**Exercise input:**
..............................

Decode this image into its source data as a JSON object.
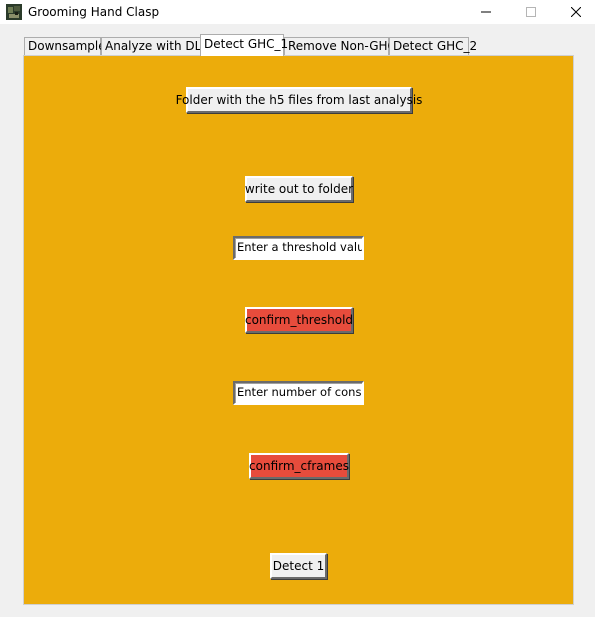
{
  "window": {
    "title": "Grooming Hand Clasp",
    "minimize_glyph": "–",
    "maximize_glyph": "☐",
    "close_glyph": "✕"
  },
  "tabs": [
    {
      "label": "Downsample"
    },
    {
      "label": "Analyze with DLC"
    },
    {
      "label": "Detect GHC_1"
    },
    {
      "label": "Remove Non-GHC"
    },
    {
      "label": "Detect GHC_2"
    }
  ],
  "active_tab": "Detect GHC_1",
  "panel": {
    "background_color": "#ecac0b",
    "folder_button_label": "Folder with the h5 files from last analysis",
    "write_out_button_label": "write out to folder",
    "threshold_entry_value": "Enter a threshold value",
    "confirm_threshold_label": "confirm_threshold",
    "cframes_entry_value": "Enter number of conse",
    "confirm_cframes_label": "confirm_cframes",
    "detect_button_label": "Detect 1",
    "confirm_button_color": "#e74c3c"
  }
}
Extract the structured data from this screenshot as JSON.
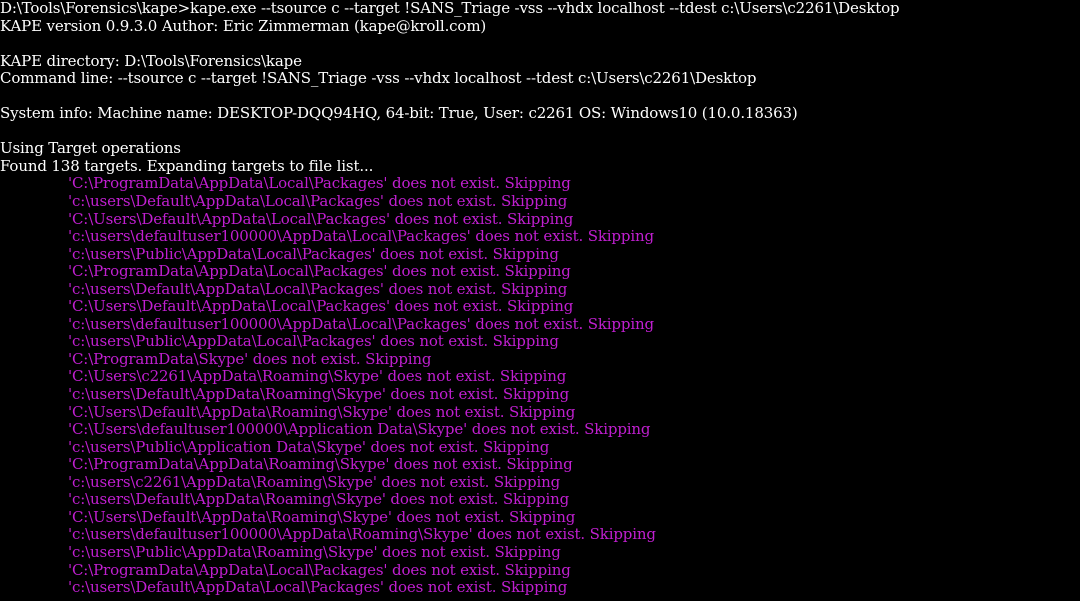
{
  "header_lines": [
    "D:\\Tools\\Forensics\\kape>kape.exe --tsource c --target !SANS_Triage -vss --vhdx localhost --tdest c:\\Users\\c2261\\Desktop",
    "KAPE version 0.9.3.0 Author: Eric Zimmerman (kape@kroll.com)",
    "",
    "KAPE directory: D:\\Tools\\Forensics\\kape",
    "Command line: --tsource c --target !SANS_Triage -vss --vhdx localhost --tdest c:\\Users\\c2261\\Desktop",
    "",
    "System info: Machine name: DESKTOP-DQQ94HQ, 64-bit: True, User: c2261 OS: Windows10 (10.0.18363)",
    "",
    "Using Target operations",
    "Found 138 targets. Expanding targets to file list..."
  ],
  "skip_lines": [
    "'C:\\ProgramData\\AppData\\Local\\Packages' does not exist. Skipping",
    "'c:\\users\\Default\\AppData\\Local\\Packages' does not exist. Skipping",
    "'C:\\Users\\Default\\AppData\\Local\\Packages' does not exist. Skipping",
    "'c:\\users\\defaultuser100000\\AppData\\Local\\Packages' does not exist. Skipping",
    "'c:\\users\\Public\\AppData\\Local\\Packages' does not exist. Skipping",
    "'C:\\ProgramData\\AppData\\Local\\Packages' does not exist. Skipping",
    "'c:\\users\\Default\\AppData\\Local\\Packages' does not exist. Skipping",
    "'C:\\Users\\Default\\AppData\\Local\\Packages' does not exist. Skipping",
    "'c:\\users\\defaultuser100000\\AppData\\Local\\Packages' does not exist. Skipping",
    "'c:\\users\\Public\\AppData\\Local\\Packages' does not exist. Skipping",
    "'C:\\ProgramData\\Skype' does not exist. Skipping",
    "'C:\\Users\\c2261\\AppData\\Roaming\\Skype' does not exist. Skipping",
    "'c:\\users\\Default\\AppData\\Roaming\\Skype' does not exist. Skipping",
    "'C:\\Users\\Default\\AppData\\Roaming\\Skype' does not exist. Skipping",
    "'C:\\Users\\defaultuser100000\\Application Data\\Skype' does not exist. Skipping",
    "'c:\\users\\Public\\Application Data\\Skype' does not exist. Skipping",
    "'C:\\ProgramData\\AppData\\Roaming\\Skype' does not exist. Skipping",
    "'c:\\users\\c2261\\AppData\\Roaming\\Skype' does not exist. Skipping",
    "'c:\\users\\Default\\AppData\\Roaming\\Skype' does not exist. Skipping",
    "'C:\\Users\\Default\\AppData\\Roaming\\Skype' does not exist. Skipping",
    "'c:\\users\\defaultuser100000\\AppData\\Roaming\\Skype' does not exist. Skipping",
    "'c:\\users\\Public\\AppData\\Roaming\\Skype' does not exist. Skipping",
    "'C:\\ProgramData\\AppData\\Local\\Packages' does not exist. Skipping",
    "'c:\\users\\Default\\AppData\\Local\\Packages' does not exist. Skipping"
  ],
  "colors": {
    "background": "#000000",
    "text": "#ffffff",
    "skip_text": "#c01fd0"
  }
}
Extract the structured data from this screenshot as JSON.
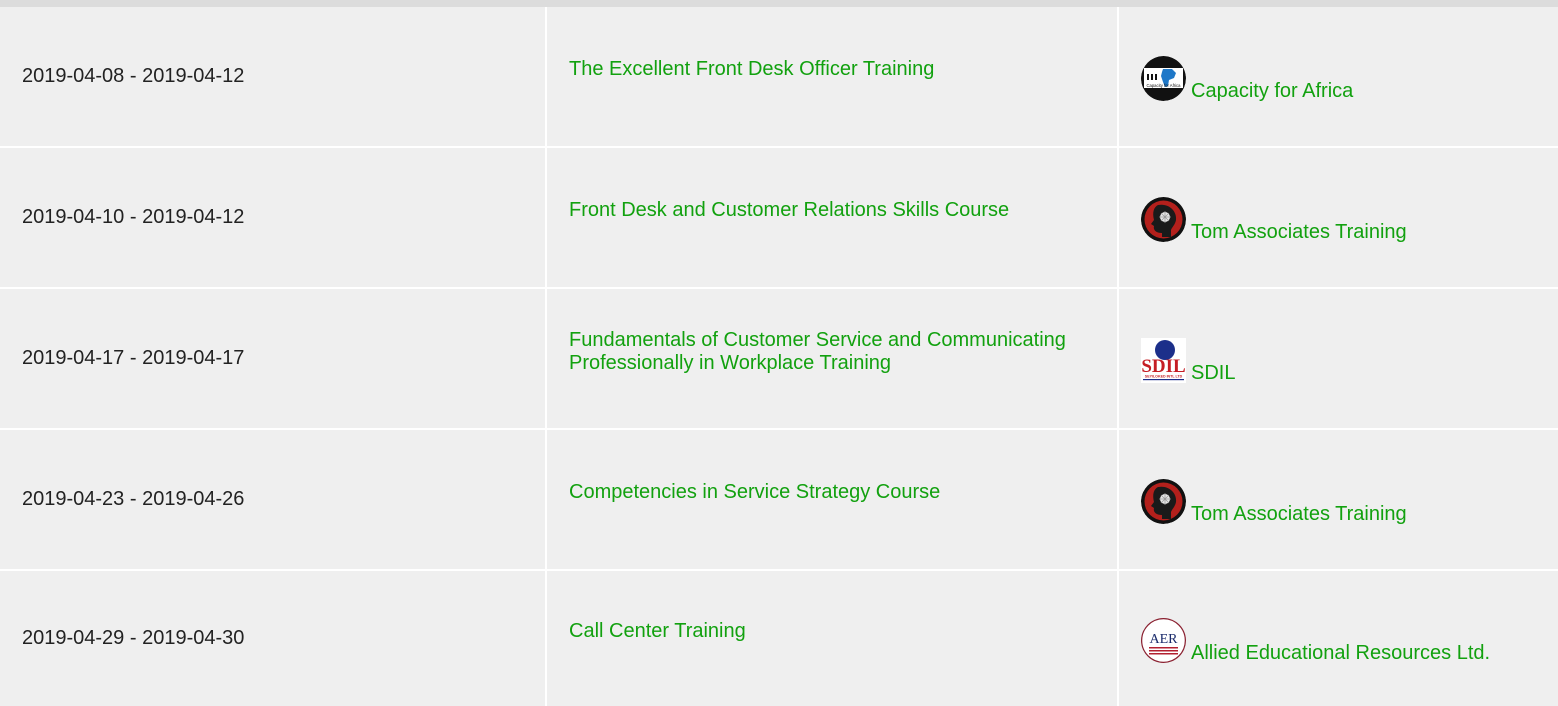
{
  "rows": [
    {
      "date": "2019-04-08 - 2019-04-12",
      "course": "The Excellent Front Desk Officer Training",
      "provider": "Capacity for Africa",
      "logo": "capacity-for-africa-logo",
      "logo_text": "Capacity for Africa"
    },
    {
      "date": "2019-04-10 - 2019-04-12",
      "course": "Front Desk and Customer Relations Skills Course",
      "provider": "Tom Associates Training",
      "logo": "tom-associates-logo"
    },
    {
      "date": "2019-04-17 - 2019-04-17",
      "course": "Fundamentals of Customer Service and Communicating Professionally in Workplace Training",
      "provider": "SDIL",
      "logo": "sdil-logo",
      "logo_text": "SDIL",
      "logo_subtext": "SEYILOKED INTL LTD"
    },
    {
      "date": "2019-04-23 - 2019-04-26",
      "course": "Competencies in Service Strategy Course",
      "provider": "Tom Associates Training",
      "logo": "tom-associates-logo"
    },
    {
      "date": "2019-04-29 - 2019-04-30",
      "course": "Call Center Training",
      "provider": "Allied Educational Resources Ltd.",
      "logo": "aer-logo",
      "logo_text": "AER"
    }
  ],
  "colors": {
    "link": "#12a10f",
    "cell_bg": "#efefef",
    "text": "#222222"
  }
}
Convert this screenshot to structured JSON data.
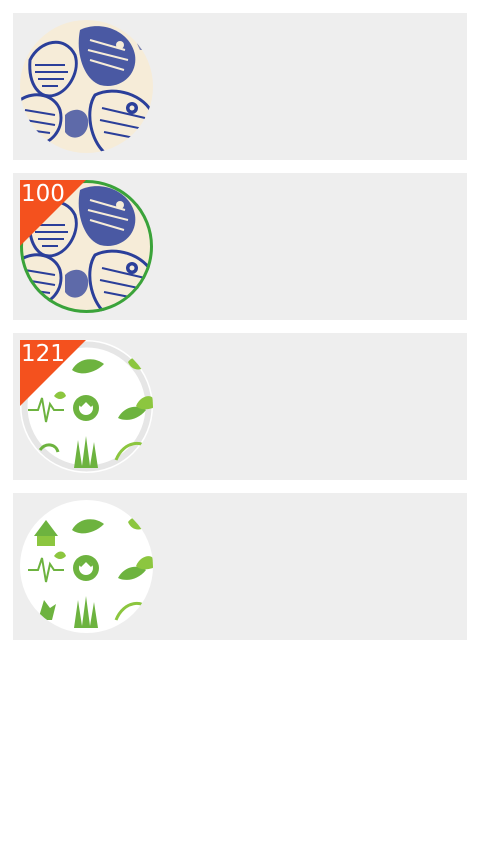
{
  "colors": {
    "card_background": "#eeeeee",
    "badge_background": "#f4511e",
    "badge_text": "#ffffff",
    "selected_ring": "#3aa33a",
    "birds_ink": "#2b3f9a",
    "birds_paper": "#f6ecd8",
    "leaf_green": "#6db33f"
  },
  "list": {
    "items": [
      {
        "image": "blue-birds-pattern-thumbnail",
        "badge": null,
        "selected": false
      },
      {
        "image": "blue-birds-pattern-thumbnail",
        "badge": "100",
        "selected": true
      },
      {
        "image": "green-eco-icons-thumbnail",
        "badge": "121",
        "selected": false
      },
      {
        "image": "green-eco-icons-thumbnail",
        "badge": null,
        "selected": false
      }
    ]
  }
}
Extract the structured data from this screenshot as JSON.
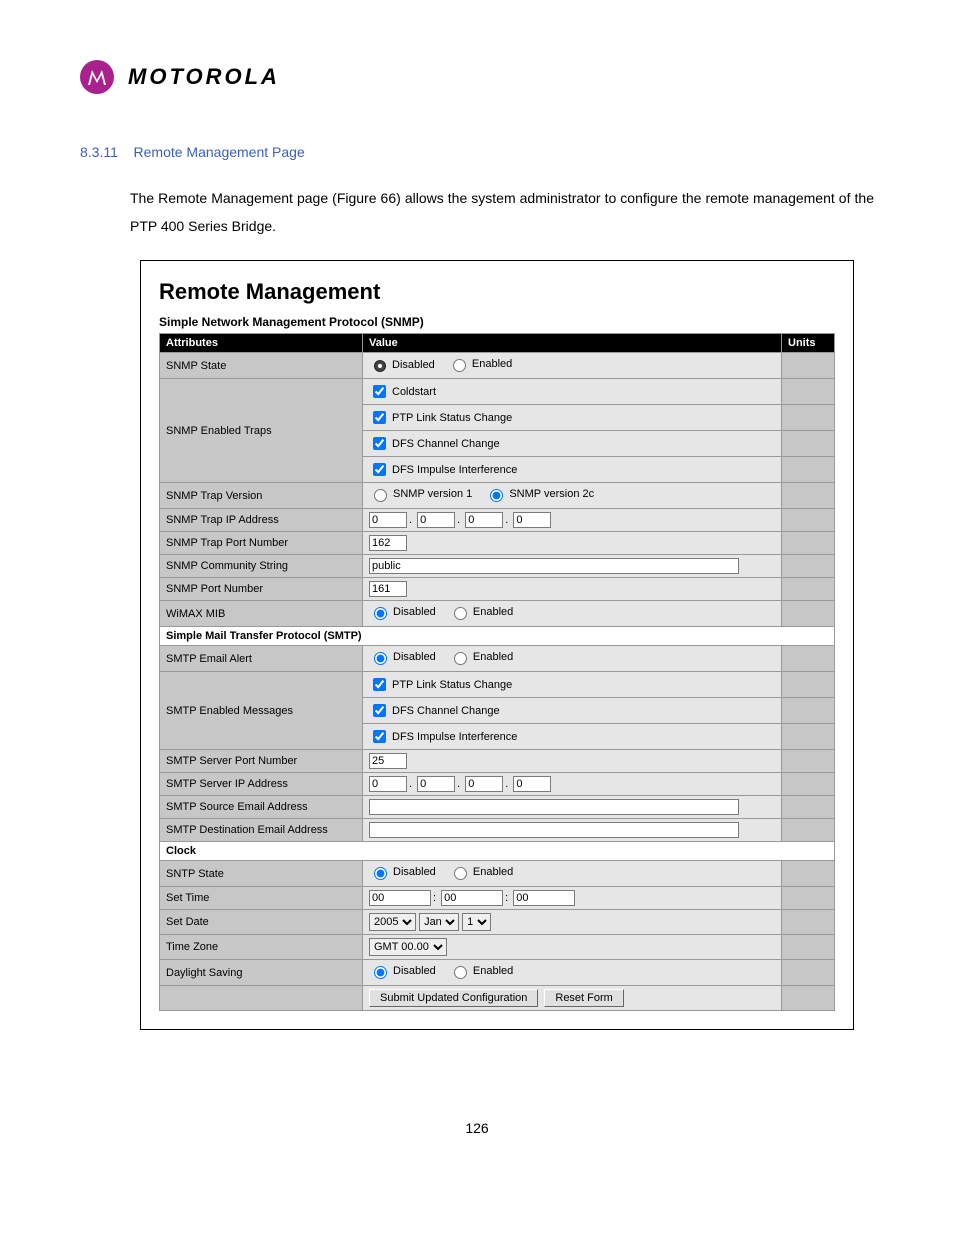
{
  "logo": {
    "word": "MOTOROLA"
  },
  "section": {
    "num": "8.3.11",
    "title": "Remote Management Page"
  },
  "intro": "The Remote Management page (Figure 66) allows the system administrator to configure the remote management of the PTP 400 Series Bridge.",
  "figure": {
    "title": "Remote Management",
    "snmp_sub": "Simple Network Management Protocol (SNMP)",
    "headers": {
      "attr": "Attributes",
      "val": "Value",
      "units": "Units"
    },
    "snmp": {
      "state_label": "SNMP State",
      "state_options": [
        "Disabled",
        "Enabled"
      ],
      "traps_label": "SNMP Enabled Traps",
      "traps": [
        "Coldstart",
        "PTP Link Status Change",
        "DFS Channel Change",
        "DFS Impulse Interference"
      ],
      "trap_ver_label": "SNMP Trap Version",
      "trap_ver_options": [
        "SNMP version 1",
        "SNMP version 2c"
      ],
      "trap_ip_label": "SNMP Trap IP Address",
      "trap_ip": [
        "0",
        "0",
        "0",
        "0"
      ],
      "trap_port_label": "SNMP Trap Port Number",
      "trap_port": "162",
      "community_label": "SNMP Community String",
      "community": "public",
      "port_label": "SNMP Port Number",
      "port": "161",
      "wimax_label": "WiMAX MIB",
      "wimax_options": [
        "Disabled",
        "Enabled"
      ]
    },
    "smtp_sub": "Simple Mail Transfer Protocol (SMTP)",
    "smtp": {
      "alert_label": "SMTP Email Alert",
      "alert_options": [
        "Disabled",
        "Enabled"
      ],
      "msgs_label": "SMTP Enabled Messages",
      "msgs": [
        "PTP Link Status Change",
        "DFS Channel Change",
        "DFS Impulse Interference"
      ],
      "srv_port_label": "SMTP Server Port Number",
      "srv_port": "25",
      "srv_ip_label": "SMTP Server IP Address",
      "srv_ip": [
        "0",
        "0",
        "0",
        "0"
      ],
      "src_email_label": "SMTP Source Email Address",
      "src_email": "",
      "dst_email_label": "SMTP Destination Email Address",
      "dst_email": ""
    },
    "clock_sub": "Clock",
    "clock": {
      "sntp_label": "SNTP State",
      "sntp_options": [
        "Disabled",
        "Enabled"
      ],
      "time_label": "Set Time",
      "time": [
        "00",
        "00",
        "00"
      ],
      "date_label": "Set Date",
      "date": {
        "year": "2005",
        "month": "Jan",
        "day": "1"
      },
      "tz_label": "Time Zone",
      "tz": "GMT 00.00",
      "dst_label": "Daylight Saving",
      "dst_options": [
        "Disabled",
        "Enabled"
      ]
    },
    "buttons": {
      "submit": "Submit Updated Configuration",
      "reset": "Reset Form"
    }
  },
  "page_number": "126"
}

..............................

**Your goal:** Only the number is wanted: how many lines of the material contain the word "Remote"?

**Solved exercise:** 3